- **YOUR OBJECTIVE**:
Gather the lines from the material that contain "JSON".

Figure dataset records:
══════════

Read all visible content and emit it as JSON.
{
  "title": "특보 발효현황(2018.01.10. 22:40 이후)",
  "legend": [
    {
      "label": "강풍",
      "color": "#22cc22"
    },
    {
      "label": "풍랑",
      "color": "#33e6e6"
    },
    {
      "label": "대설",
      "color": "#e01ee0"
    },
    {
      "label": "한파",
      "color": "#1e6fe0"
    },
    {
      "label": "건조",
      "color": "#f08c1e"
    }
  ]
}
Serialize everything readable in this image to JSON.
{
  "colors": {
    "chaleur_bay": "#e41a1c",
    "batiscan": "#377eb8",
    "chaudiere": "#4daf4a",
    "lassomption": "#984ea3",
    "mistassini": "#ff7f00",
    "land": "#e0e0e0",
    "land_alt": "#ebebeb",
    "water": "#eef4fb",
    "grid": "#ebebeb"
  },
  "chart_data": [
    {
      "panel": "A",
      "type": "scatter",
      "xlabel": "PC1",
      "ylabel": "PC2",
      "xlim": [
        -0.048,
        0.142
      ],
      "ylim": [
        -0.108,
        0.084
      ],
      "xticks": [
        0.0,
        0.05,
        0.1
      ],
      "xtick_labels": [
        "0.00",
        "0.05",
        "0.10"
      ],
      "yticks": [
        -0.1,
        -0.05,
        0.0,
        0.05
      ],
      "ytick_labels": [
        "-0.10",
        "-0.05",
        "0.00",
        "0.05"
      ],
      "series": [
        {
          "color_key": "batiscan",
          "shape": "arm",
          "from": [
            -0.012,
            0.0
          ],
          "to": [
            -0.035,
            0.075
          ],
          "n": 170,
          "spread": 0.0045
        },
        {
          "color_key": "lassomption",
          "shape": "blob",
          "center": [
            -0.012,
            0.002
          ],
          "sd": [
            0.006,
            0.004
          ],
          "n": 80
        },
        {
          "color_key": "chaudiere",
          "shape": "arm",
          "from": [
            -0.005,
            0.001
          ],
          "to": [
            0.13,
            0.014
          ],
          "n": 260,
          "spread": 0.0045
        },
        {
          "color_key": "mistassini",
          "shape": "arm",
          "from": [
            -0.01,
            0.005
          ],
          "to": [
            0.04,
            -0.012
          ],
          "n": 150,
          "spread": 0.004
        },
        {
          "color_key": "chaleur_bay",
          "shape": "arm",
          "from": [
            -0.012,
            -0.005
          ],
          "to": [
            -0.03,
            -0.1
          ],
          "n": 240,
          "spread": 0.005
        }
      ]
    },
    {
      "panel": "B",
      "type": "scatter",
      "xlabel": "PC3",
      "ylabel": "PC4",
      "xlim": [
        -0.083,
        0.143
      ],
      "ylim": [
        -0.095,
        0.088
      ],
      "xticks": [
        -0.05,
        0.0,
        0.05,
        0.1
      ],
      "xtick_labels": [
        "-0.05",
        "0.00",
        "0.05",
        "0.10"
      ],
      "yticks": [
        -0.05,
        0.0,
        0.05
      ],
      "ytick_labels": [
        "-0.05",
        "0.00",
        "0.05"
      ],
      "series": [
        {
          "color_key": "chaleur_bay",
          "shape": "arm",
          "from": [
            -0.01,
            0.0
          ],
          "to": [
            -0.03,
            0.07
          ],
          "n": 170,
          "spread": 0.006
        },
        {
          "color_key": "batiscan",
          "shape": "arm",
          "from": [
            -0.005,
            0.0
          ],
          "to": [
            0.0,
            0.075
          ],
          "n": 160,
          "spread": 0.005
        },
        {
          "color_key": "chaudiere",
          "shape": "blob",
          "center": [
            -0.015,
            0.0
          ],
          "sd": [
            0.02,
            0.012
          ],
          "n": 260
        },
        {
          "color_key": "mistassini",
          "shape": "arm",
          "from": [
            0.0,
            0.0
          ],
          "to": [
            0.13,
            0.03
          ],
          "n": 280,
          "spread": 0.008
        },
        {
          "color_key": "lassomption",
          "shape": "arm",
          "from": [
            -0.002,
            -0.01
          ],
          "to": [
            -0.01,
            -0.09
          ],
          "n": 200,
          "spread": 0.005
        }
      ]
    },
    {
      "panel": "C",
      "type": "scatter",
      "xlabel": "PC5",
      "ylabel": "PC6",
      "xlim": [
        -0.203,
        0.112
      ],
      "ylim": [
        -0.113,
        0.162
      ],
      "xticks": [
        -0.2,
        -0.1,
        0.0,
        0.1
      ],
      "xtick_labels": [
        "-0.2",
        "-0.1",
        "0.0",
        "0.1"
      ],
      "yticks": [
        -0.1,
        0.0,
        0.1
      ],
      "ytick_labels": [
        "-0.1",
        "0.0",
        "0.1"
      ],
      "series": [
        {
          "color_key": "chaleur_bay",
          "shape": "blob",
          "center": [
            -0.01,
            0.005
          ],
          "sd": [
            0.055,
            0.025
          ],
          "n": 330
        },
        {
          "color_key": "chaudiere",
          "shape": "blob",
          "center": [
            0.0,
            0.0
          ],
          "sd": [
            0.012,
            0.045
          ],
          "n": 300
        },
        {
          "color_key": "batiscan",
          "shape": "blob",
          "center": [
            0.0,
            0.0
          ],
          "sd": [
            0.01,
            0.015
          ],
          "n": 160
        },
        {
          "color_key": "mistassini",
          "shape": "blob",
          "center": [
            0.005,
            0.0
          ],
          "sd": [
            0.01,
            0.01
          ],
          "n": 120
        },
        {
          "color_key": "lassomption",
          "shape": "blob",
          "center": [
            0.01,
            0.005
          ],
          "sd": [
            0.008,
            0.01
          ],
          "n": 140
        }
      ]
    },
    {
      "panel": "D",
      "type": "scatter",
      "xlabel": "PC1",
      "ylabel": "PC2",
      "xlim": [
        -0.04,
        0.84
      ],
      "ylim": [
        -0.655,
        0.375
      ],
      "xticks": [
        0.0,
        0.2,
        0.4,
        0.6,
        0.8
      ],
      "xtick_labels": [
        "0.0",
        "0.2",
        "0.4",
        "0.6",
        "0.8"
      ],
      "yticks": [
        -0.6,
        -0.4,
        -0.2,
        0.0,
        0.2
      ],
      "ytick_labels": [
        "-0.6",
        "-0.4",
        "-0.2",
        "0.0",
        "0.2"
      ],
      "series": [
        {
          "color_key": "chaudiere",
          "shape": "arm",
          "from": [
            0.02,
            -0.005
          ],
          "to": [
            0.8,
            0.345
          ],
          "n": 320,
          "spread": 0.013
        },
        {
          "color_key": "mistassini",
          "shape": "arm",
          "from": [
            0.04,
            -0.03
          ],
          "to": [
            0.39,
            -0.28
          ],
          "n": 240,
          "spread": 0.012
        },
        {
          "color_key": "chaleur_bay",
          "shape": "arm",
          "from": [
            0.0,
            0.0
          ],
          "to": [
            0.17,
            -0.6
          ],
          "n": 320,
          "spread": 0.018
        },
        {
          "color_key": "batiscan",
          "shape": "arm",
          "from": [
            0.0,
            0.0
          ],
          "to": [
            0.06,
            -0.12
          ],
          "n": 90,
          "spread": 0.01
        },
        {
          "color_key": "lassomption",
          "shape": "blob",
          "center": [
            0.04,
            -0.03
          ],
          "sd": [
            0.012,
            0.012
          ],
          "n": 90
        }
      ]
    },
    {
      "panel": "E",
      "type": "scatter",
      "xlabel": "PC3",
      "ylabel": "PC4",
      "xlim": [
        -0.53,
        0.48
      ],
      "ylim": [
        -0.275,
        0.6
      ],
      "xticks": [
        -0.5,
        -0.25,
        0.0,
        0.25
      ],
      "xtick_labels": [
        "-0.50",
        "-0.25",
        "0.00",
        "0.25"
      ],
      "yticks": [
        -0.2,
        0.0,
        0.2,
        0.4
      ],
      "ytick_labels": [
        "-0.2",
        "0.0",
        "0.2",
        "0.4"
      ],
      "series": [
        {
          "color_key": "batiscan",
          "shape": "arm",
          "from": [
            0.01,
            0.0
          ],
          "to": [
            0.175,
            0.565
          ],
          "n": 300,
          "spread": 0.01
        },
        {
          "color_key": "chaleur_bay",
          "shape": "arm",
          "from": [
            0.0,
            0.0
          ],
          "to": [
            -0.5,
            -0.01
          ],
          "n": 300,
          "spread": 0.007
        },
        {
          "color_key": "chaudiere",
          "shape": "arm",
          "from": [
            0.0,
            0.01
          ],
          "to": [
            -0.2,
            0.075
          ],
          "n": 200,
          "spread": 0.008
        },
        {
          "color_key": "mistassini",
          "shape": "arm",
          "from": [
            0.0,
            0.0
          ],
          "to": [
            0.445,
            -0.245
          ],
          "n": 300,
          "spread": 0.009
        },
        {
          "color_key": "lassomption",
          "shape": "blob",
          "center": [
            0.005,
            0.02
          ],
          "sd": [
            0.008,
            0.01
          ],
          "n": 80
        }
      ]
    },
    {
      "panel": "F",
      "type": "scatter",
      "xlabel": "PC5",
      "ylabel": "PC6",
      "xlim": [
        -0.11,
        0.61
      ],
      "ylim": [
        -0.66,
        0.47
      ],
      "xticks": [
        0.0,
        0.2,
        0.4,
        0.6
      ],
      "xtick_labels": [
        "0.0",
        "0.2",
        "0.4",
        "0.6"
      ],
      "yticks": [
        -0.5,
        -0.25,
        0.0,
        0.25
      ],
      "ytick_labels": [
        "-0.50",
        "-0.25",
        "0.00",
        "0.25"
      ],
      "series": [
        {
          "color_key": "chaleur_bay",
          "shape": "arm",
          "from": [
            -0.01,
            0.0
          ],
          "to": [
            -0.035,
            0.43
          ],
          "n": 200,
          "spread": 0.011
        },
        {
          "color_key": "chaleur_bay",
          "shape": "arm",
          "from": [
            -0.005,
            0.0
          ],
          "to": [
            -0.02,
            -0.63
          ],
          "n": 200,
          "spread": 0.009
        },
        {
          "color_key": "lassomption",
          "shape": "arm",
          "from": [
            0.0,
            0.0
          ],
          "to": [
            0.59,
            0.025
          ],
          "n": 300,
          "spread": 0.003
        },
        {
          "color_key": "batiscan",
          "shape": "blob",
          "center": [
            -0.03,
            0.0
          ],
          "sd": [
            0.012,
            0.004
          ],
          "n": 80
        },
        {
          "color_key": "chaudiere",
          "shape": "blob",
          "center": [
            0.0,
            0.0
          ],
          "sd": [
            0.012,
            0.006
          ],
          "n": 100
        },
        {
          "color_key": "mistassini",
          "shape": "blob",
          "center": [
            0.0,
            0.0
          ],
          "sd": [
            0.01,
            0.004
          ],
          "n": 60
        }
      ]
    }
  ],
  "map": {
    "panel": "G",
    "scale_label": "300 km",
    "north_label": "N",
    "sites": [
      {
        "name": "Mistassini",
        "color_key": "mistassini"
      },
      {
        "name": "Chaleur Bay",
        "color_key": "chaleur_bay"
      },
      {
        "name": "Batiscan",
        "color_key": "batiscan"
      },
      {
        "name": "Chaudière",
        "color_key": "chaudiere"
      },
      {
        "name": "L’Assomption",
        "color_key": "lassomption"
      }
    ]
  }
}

══════════

- **COMPLETED EXERCISE**:
Read all visible content and emit it as JSON.
Serialize everything readable in this image to JSON.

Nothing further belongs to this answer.